* _Objective_:
Set out each line from the following listing that includes the word "JSON".

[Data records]
+ + + + +

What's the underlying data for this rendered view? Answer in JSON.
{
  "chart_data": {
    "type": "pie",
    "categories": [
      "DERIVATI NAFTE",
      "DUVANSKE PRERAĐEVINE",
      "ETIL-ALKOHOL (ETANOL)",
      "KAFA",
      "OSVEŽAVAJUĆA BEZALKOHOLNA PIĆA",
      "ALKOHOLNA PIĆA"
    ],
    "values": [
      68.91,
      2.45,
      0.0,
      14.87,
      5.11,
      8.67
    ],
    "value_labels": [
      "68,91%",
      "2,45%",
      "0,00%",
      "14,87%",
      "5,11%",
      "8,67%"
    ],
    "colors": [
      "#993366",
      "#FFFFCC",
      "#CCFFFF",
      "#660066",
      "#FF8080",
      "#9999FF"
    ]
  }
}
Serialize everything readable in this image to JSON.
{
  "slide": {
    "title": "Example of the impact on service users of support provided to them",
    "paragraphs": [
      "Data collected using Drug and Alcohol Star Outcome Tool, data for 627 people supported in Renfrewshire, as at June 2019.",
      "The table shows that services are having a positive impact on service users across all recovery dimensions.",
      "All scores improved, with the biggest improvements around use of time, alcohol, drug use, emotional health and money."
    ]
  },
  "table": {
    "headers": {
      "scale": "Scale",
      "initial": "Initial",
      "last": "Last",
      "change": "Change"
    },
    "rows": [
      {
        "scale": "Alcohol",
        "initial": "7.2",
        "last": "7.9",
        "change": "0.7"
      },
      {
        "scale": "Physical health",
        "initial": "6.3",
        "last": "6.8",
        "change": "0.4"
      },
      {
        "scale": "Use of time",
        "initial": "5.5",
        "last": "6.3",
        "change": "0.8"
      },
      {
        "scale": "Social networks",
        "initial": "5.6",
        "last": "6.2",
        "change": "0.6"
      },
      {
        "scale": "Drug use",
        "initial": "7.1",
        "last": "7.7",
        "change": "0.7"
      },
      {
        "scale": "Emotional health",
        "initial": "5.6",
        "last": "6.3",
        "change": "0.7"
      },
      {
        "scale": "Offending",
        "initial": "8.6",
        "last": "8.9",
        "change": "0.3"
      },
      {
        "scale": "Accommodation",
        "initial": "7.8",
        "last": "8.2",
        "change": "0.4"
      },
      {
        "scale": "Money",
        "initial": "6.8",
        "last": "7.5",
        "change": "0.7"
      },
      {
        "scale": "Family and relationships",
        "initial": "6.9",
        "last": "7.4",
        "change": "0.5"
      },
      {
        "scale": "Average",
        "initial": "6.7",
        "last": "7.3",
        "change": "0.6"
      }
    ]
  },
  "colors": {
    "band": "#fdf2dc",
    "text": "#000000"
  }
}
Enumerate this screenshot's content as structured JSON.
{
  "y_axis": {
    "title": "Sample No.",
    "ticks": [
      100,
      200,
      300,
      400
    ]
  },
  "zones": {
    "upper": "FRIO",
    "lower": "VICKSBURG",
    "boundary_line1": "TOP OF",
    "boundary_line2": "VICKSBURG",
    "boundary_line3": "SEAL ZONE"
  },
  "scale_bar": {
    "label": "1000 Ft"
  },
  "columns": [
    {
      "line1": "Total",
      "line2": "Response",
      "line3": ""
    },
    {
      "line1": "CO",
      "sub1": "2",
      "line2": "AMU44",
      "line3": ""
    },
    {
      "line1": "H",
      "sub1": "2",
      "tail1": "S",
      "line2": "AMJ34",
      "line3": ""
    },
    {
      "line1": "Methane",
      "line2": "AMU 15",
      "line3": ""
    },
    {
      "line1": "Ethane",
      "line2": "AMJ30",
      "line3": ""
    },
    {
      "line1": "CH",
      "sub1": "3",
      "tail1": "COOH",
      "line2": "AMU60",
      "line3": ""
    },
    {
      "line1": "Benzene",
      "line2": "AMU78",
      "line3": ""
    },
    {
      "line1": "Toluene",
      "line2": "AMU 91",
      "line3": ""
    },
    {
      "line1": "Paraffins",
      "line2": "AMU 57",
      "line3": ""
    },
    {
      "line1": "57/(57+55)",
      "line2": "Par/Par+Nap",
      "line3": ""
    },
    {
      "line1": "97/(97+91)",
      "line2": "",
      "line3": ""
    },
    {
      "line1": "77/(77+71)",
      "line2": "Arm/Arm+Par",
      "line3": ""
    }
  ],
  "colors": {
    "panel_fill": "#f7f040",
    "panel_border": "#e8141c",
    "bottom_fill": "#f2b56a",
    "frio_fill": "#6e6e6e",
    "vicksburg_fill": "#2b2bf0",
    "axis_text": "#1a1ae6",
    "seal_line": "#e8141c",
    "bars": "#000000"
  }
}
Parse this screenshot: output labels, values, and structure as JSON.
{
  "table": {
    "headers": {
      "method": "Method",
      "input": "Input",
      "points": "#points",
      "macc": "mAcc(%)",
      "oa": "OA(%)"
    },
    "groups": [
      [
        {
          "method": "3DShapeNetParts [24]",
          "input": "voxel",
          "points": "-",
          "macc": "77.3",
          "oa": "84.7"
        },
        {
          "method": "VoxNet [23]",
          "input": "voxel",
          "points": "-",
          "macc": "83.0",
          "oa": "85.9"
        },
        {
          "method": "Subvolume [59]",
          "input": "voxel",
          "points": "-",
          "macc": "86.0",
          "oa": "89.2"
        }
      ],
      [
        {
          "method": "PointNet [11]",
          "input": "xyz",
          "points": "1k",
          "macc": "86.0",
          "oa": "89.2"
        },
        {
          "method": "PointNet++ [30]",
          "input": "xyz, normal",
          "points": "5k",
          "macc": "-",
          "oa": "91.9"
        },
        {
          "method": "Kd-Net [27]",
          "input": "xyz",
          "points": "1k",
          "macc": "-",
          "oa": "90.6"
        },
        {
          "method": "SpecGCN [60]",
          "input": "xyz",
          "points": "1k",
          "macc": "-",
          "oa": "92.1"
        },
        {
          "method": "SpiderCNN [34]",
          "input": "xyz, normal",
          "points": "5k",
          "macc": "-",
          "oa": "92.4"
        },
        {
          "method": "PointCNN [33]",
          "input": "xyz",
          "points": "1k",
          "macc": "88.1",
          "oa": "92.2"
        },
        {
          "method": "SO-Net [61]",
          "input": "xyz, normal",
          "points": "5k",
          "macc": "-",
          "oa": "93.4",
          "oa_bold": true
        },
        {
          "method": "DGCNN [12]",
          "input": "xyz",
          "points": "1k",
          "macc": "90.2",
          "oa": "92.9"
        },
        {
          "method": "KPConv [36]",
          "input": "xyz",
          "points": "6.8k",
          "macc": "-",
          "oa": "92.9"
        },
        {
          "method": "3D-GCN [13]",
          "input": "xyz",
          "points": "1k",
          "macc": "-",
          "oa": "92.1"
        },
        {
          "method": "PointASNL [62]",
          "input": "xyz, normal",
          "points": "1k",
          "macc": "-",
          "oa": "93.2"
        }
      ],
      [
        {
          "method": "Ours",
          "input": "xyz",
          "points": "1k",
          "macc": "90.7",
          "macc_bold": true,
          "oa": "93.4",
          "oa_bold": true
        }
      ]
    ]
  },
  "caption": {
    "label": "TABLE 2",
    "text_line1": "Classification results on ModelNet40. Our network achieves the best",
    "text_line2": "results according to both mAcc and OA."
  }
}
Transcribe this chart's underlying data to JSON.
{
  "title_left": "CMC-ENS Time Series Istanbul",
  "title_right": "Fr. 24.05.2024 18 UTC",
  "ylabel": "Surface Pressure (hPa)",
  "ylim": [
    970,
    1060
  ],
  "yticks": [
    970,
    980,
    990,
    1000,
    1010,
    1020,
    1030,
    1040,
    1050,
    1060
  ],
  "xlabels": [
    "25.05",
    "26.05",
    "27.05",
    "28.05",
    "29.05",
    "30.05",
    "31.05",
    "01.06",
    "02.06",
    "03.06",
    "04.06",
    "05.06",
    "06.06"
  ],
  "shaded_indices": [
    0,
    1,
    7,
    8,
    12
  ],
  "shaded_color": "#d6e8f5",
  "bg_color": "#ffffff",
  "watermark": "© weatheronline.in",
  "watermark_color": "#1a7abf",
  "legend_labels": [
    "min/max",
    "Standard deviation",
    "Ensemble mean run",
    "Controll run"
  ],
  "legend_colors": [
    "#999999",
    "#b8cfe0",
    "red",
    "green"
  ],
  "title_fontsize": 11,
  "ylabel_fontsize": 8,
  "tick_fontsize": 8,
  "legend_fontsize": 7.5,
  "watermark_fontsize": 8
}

+ + + + +

* _Task answer_:
What's the underlying data for this rendered view? Answer in JSON.
Serialize everything readable in this image to JSON.
Enumerate this screenshot's content as structured JSON.
Parse this screenshot: output labels, values, and structure as JSON.
Transcribe this chart's underlying data to JSON.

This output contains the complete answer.